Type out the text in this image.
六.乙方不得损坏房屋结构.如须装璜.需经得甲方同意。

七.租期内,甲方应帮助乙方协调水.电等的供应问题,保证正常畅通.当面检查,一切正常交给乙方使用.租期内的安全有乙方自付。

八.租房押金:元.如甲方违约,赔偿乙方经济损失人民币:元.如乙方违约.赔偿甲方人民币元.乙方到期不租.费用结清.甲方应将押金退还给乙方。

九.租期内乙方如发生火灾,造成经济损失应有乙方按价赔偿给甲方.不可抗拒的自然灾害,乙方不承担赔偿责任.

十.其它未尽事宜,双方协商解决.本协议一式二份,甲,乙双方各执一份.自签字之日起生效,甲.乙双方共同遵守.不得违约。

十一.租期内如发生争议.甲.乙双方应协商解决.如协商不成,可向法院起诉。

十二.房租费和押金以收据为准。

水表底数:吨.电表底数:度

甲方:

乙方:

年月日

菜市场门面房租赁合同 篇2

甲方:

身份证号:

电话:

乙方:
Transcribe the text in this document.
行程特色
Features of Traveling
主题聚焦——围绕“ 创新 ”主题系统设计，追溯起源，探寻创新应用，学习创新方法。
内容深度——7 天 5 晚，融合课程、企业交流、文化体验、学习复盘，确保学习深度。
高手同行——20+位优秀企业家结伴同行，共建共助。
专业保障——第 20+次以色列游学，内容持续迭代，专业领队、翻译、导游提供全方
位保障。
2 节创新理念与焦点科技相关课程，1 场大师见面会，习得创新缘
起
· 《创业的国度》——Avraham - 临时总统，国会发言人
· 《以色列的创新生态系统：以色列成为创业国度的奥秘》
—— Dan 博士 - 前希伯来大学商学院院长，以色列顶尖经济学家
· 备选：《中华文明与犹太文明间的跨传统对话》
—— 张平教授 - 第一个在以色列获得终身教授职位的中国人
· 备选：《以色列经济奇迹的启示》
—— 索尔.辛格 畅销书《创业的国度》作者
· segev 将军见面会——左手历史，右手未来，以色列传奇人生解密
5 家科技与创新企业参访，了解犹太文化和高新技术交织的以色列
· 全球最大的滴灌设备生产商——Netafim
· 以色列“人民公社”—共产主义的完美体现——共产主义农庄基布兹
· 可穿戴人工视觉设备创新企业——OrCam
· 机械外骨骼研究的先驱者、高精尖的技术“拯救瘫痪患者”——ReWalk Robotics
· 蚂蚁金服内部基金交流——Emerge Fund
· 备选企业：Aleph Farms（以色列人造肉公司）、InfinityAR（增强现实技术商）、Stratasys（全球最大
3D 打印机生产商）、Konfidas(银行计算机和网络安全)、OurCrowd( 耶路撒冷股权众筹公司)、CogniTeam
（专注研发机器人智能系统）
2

■ ■ ■ ■

## PROBLEM TO WORK ON
Give the material above again, word for word.

## FINISHED TASK
Type out the text in this image.
六.乙方不得损坏房屋结构.如须装璜.需经得甲方同意。

七.租期内,甲方应帮助乙方协调水.电等的供应问题,保证正常畅通.当面检查,一切正常交给乙方使用.租期内的安全有乙方自付。

八.租房押金:元.如甲方违约,赔偿乙方经济损失人民币:元.如乙方违约.赔偿甲方人民币元.乙方到期不租.费用结清.甲方应将押金退还给乙方。

九.租期内乙方如发生火灾,造成经济损失应有乙方按价赔偿给甲方.不可抗拒的自然灾害,乙方不承担赔偿责任.

十.其它未尽事宜,双方协商解决.本协议一式二份,甲,乙双方各执一份.自签字之日起生效,甲.乙双方共同遵守.不得违约。

十一.租期内如发生争议.甲.乙双方应协商解决.如协商不成,可向法院起诉。

十二.房租费和押金以收据为准。

水表底数:吨.电表底数:度

甲方:

乙方:

年月日

菜市场门面房租赁合同 篇2

甲方:

身份证号:

电话:

乙方:
Transcribe the text in this document.
行程特色
Features of Traveling
主题聚焦——围绕“ 创新 ”主题系统设计，追溯起源，探寻创新应用，学习创新方法。
内容深度——7 天 5 晚，融合课程、企业交流、文化体验、学习复盘，确保学习深度。
高手同行——20+位优秀企业家结伴同行，共建共助。
专业保障——第 20+次以色列游学，内容持续迭代，专业领队、翻译、导游提供全方
位保障。
2 节创新理念与焦点科技相关课程，1 场大师见面会，习得创新缘
起
· 《创业的国度》——Avraham - 临时总统，国会发言人
· 《以色列的创新生态系统：以色列成为创业国度的奥秘》
—— Dan 博士 - 前希伯来大学商学院院长，以色列顶尖经济学家
· 备选：《中华文明与犹太文明间的跨传统对话》
—— 张平教授 - 第一个在以色列获得终身教授职位的中国人
· 备选：《以色列经济奇迹的启示》
—— 索尔.辛格 畅销书《创业的国度》作者
· segev 将军见面会——左手历史，右手未来，以色列传奇人生解密
5 家科技与创新企业参访，了解犹太文化和高新技术交织的以色列
· 全球最大的滴灌设备生产商——Netafim
· 以色列“人民公社”—共产主义的完美体现——共产主义农庄基布兹
· 可穿戴人工视觉设备创新企业——OrCam
· 机械外骨骼研究的先驱者、高精尖的技术“拯救瘫痪患者”——ReWalk Robotics
· 蚂蚁金服内部基金交流——Emerge Fund
· 备选企业：Aleph Farms（以色列人造肉公司）、InfinityAR（增强现实技术商）、Stratasys（全球最大
3D 打印机生产商）、Konfidas(银行计算机和网络安全)、OurCrowd( 耶路撒冷股权众筹公司)、CogniTeam
（专注研发机器人智能系统）
2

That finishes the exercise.